**PROBLEM DETAILS:** Report each line of the entries that includes "read" by copying it.

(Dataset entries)
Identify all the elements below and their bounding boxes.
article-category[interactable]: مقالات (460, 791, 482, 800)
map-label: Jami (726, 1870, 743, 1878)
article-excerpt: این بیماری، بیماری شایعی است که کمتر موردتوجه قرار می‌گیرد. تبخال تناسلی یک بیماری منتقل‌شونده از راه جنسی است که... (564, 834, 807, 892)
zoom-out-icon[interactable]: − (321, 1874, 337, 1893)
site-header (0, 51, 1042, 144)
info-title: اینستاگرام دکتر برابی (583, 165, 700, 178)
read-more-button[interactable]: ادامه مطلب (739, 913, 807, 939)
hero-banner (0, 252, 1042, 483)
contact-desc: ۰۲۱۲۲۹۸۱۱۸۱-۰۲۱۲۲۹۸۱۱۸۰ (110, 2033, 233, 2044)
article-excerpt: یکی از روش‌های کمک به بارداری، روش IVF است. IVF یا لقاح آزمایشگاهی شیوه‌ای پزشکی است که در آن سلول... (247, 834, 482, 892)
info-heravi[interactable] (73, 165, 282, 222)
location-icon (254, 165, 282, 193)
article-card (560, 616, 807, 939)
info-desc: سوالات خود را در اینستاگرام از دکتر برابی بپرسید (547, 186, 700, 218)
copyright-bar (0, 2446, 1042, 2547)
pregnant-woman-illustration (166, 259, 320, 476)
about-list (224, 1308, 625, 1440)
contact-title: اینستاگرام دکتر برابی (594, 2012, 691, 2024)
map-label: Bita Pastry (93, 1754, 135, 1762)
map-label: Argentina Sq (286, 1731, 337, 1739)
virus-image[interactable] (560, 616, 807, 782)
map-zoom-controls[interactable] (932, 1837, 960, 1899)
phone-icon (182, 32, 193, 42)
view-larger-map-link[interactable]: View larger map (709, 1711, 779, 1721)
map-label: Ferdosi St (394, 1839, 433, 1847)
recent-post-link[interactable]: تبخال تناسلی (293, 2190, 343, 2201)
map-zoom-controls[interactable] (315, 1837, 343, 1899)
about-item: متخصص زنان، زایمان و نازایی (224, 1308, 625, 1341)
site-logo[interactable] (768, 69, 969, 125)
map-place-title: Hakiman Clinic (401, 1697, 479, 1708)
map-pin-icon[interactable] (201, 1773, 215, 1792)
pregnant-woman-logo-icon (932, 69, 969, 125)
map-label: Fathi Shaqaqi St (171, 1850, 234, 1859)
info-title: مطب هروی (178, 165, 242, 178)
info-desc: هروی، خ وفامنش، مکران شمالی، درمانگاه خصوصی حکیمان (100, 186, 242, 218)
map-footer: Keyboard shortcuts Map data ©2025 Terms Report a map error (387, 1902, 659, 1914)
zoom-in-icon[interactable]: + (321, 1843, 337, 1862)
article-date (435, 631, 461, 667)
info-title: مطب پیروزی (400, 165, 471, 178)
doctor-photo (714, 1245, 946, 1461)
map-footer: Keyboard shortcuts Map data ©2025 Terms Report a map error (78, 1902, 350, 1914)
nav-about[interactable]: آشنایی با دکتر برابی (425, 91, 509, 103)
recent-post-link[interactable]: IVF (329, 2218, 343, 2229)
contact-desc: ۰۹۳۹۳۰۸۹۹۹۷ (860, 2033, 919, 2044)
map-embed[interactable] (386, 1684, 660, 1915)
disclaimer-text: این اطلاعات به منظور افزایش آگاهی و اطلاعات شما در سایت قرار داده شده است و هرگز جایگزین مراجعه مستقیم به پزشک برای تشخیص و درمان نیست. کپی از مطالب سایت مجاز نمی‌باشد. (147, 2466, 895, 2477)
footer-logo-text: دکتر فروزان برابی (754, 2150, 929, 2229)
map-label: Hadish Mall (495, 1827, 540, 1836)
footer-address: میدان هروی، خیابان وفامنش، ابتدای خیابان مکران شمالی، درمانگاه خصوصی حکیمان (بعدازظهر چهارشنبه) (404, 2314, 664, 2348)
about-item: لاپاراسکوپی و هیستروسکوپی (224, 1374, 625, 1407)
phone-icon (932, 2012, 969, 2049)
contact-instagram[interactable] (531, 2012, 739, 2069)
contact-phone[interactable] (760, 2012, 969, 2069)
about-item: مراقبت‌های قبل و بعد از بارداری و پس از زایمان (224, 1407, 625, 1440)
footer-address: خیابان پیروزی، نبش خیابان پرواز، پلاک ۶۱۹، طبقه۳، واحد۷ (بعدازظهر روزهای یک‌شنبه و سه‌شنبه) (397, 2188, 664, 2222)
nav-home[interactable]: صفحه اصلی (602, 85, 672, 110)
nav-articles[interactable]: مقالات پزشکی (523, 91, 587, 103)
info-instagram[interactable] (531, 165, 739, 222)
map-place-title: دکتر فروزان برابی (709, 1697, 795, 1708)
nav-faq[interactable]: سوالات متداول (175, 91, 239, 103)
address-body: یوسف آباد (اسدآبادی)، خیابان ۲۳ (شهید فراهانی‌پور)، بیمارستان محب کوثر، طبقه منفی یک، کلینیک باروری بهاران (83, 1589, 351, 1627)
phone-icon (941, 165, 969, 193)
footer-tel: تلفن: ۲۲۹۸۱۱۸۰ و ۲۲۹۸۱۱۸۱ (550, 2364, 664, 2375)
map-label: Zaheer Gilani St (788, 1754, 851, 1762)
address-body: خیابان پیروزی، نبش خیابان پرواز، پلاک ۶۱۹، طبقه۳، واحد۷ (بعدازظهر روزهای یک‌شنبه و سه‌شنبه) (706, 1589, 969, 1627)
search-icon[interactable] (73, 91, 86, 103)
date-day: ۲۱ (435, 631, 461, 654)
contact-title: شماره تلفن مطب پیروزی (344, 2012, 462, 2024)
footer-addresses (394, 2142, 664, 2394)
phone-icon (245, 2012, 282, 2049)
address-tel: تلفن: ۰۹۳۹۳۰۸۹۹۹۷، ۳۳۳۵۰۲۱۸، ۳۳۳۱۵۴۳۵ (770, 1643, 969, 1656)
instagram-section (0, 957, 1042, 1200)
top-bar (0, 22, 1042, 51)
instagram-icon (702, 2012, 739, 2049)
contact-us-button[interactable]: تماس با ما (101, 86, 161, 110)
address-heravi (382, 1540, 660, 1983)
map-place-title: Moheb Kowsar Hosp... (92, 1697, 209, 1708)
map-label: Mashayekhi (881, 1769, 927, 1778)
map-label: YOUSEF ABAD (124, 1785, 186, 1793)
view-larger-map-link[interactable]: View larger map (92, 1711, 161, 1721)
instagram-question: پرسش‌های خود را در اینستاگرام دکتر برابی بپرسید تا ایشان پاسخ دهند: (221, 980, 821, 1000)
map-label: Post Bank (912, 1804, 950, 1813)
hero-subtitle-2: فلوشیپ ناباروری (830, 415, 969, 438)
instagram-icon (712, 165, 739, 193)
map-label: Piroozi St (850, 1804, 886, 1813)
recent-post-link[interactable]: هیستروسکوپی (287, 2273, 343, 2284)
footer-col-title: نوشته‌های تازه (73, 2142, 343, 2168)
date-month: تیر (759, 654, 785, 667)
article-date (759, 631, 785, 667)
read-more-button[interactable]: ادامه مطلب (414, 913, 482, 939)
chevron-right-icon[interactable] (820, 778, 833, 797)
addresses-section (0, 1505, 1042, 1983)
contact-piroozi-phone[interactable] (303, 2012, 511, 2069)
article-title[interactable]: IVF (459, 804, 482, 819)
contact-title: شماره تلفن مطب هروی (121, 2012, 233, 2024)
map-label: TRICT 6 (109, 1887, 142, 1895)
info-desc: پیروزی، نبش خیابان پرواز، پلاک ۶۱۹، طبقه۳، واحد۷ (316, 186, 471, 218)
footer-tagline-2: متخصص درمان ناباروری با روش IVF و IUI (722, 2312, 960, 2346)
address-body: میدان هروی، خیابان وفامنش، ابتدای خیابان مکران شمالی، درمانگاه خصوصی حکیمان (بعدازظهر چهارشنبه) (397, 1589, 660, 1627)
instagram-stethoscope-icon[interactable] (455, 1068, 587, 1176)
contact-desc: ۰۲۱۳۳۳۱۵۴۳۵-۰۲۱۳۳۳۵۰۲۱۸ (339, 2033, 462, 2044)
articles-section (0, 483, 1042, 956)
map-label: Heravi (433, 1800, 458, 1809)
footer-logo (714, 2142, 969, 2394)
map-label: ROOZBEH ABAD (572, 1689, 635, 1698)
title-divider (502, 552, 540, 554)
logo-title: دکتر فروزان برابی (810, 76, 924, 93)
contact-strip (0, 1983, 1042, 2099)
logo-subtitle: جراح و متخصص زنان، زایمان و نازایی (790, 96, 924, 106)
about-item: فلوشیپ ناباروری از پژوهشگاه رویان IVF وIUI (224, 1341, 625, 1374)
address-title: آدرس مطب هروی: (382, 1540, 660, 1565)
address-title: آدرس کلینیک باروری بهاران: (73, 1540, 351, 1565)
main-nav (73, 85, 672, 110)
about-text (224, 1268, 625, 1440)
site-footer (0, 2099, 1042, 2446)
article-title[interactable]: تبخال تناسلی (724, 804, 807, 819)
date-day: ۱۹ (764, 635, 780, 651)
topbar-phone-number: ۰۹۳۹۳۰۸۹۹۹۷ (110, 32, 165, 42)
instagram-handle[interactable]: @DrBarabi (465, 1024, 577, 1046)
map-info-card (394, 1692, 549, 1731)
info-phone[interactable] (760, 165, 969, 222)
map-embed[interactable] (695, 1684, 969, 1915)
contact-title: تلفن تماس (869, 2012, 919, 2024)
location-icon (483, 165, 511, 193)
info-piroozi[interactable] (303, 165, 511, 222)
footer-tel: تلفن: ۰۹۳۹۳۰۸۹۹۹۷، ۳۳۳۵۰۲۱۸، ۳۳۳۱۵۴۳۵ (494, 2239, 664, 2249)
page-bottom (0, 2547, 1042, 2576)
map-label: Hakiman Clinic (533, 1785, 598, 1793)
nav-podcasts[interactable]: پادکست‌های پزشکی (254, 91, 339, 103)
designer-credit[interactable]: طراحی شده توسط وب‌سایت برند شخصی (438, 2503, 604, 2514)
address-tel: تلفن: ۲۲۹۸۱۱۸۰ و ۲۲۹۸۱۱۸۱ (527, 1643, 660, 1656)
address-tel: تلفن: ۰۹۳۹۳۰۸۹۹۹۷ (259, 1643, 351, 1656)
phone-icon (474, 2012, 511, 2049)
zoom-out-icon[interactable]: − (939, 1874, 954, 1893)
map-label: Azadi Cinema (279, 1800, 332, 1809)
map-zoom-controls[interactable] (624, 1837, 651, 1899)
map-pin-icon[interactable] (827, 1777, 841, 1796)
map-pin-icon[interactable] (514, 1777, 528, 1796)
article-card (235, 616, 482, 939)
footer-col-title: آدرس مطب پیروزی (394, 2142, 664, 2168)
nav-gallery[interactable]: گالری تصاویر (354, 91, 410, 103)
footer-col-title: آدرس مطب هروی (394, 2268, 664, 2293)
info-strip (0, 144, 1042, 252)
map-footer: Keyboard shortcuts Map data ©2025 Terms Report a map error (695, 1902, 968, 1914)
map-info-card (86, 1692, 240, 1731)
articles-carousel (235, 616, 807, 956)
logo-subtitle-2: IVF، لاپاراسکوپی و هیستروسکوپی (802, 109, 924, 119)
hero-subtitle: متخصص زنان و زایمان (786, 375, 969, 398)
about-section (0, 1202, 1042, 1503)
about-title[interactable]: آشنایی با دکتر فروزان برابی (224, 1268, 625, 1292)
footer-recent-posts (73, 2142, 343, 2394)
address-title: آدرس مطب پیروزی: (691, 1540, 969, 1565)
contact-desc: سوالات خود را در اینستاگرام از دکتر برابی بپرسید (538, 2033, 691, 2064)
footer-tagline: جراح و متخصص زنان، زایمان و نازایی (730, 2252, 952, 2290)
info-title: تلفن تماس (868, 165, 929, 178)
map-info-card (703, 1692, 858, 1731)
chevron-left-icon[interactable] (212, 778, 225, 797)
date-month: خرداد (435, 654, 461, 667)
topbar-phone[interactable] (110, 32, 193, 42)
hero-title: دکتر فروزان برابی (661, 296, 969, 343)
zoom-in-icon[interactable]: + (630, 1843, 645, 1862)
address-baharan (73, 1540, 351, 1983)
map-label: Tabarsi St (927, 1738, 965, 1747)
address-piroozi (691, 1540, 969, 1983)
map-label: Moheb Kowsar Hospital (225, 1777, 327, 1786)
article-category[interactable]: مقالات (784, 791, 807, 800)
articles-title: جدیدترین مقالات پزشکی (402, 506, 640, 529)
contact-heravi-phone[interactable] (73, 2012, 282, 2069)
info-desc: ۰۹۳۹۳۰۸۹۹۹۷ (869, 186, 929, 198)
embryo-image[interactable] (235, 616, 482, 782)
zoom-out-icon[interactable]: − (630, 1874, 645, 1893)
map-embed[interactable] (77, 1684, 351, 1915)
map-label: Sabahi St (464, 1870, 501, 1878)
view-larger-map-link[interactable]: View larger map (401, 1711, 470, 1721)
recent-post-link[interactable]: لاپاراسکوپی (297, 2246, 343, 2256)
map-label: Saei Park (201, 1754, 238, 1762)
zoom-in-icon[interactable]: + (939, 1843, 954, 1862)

**TASK SOLUTION:**
read-more-button[interactable]: ادامه مطلب (739, 913, 807, 939)
read-more-button[interactable]: ادامه مطلب (414, 913, 482, 939)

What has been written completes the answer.